**What to produce:** Below is a listing to transcribe in full and exactly; keep the pictures out.

Source records:
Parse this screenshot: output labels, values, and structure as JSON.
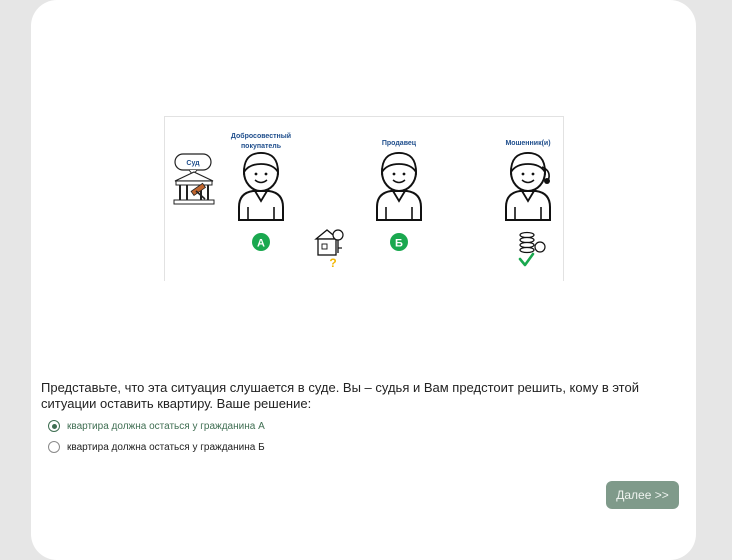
{
  "illustration": {
    "court_label": "Суд",
    "buyer_label_line1": "Добросовестный",
    "buyer_label_line2": "покупатель",
    "seller_label": "Продавец",
    "fraud_label": "Мошенник(и)",
    "badge_a": "А",
    "badge_b": "Б",
    "badge_color": "#1aa84f"
  },
  "question": {
    "text": "Представьте, что эта ситуация слушается в суде. Вы – судья и Вам предстоит решить, кому в этой ситуации оставить квартиру. Ваше решение:"
  },
  "options": [
    {
      "label": "квартира должна остаться у гражданина А",
      "selected": true
    },
    {
      "label": "квартира должна остаться у гражданина Б",
      "selected": false
    }
  ],
  "next_button": {
    "label": "Далее >>"
  },
  "colors": {
    "accent": "#3f6e52",
    "button": "#7f9a8a",
    "background": "#e6e6e6"
  }
}
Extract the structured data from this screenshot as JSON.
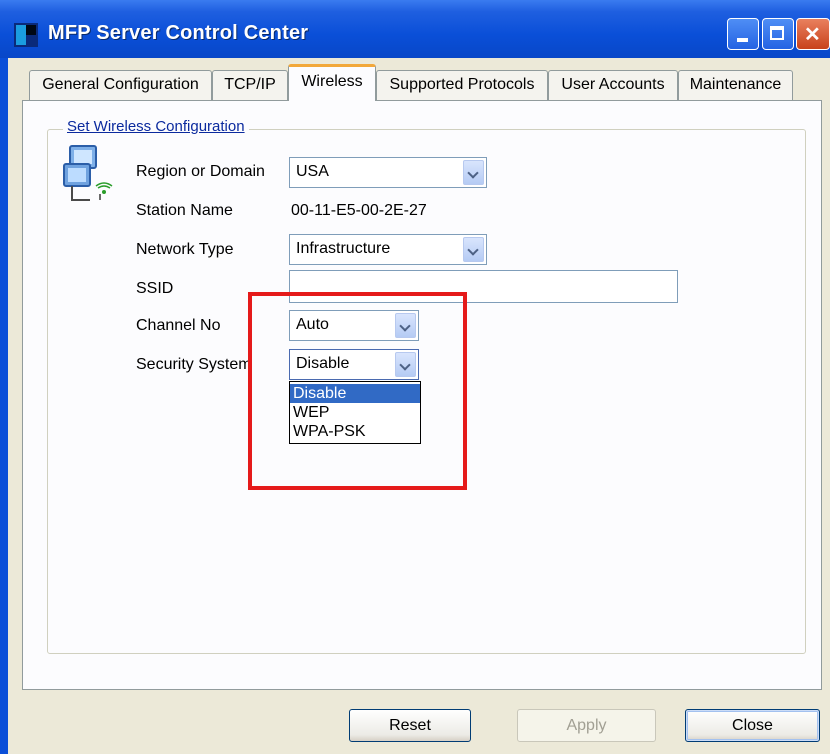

**Complete output:**
Parse this screenshot: output labels, values, and structure as JSON.
{
  "illustration": {
    "court_label": "Суд",
    "buyer_label_line1": "Добросовестный",
    "buyer_label_line2": "покупатель",
    "seller_label": "Продавец",
    "fraud_label": "Мошенник(и)",
    "badge_a": "А",
    "badge_b": "Б",
    "badge_color": "#1aa84f"
  },
  "question": {
    "text": "Представьте, что эта ситуация слушается в суде. Вы – судья и Вам предстоит решить, кому в этой ситуации оставить квартиру. Ваше решение:"
  },
  "options": [
    {
      "label": "квартира должна остаться у гражданина А",
      "selected": true
    },
    {
      "label": "квартира должна остаться у гражданина Б",
      "selected": false
    }
  ],
  "next_button": {
    "label": "Далее >>"
  },
  "colors": {
    "accent": "#3f6e52",
    "button": "#7f9a8a",
    "background": "#e6e6e6"
  }
}
Extract the structured data from this screenshot as JSON.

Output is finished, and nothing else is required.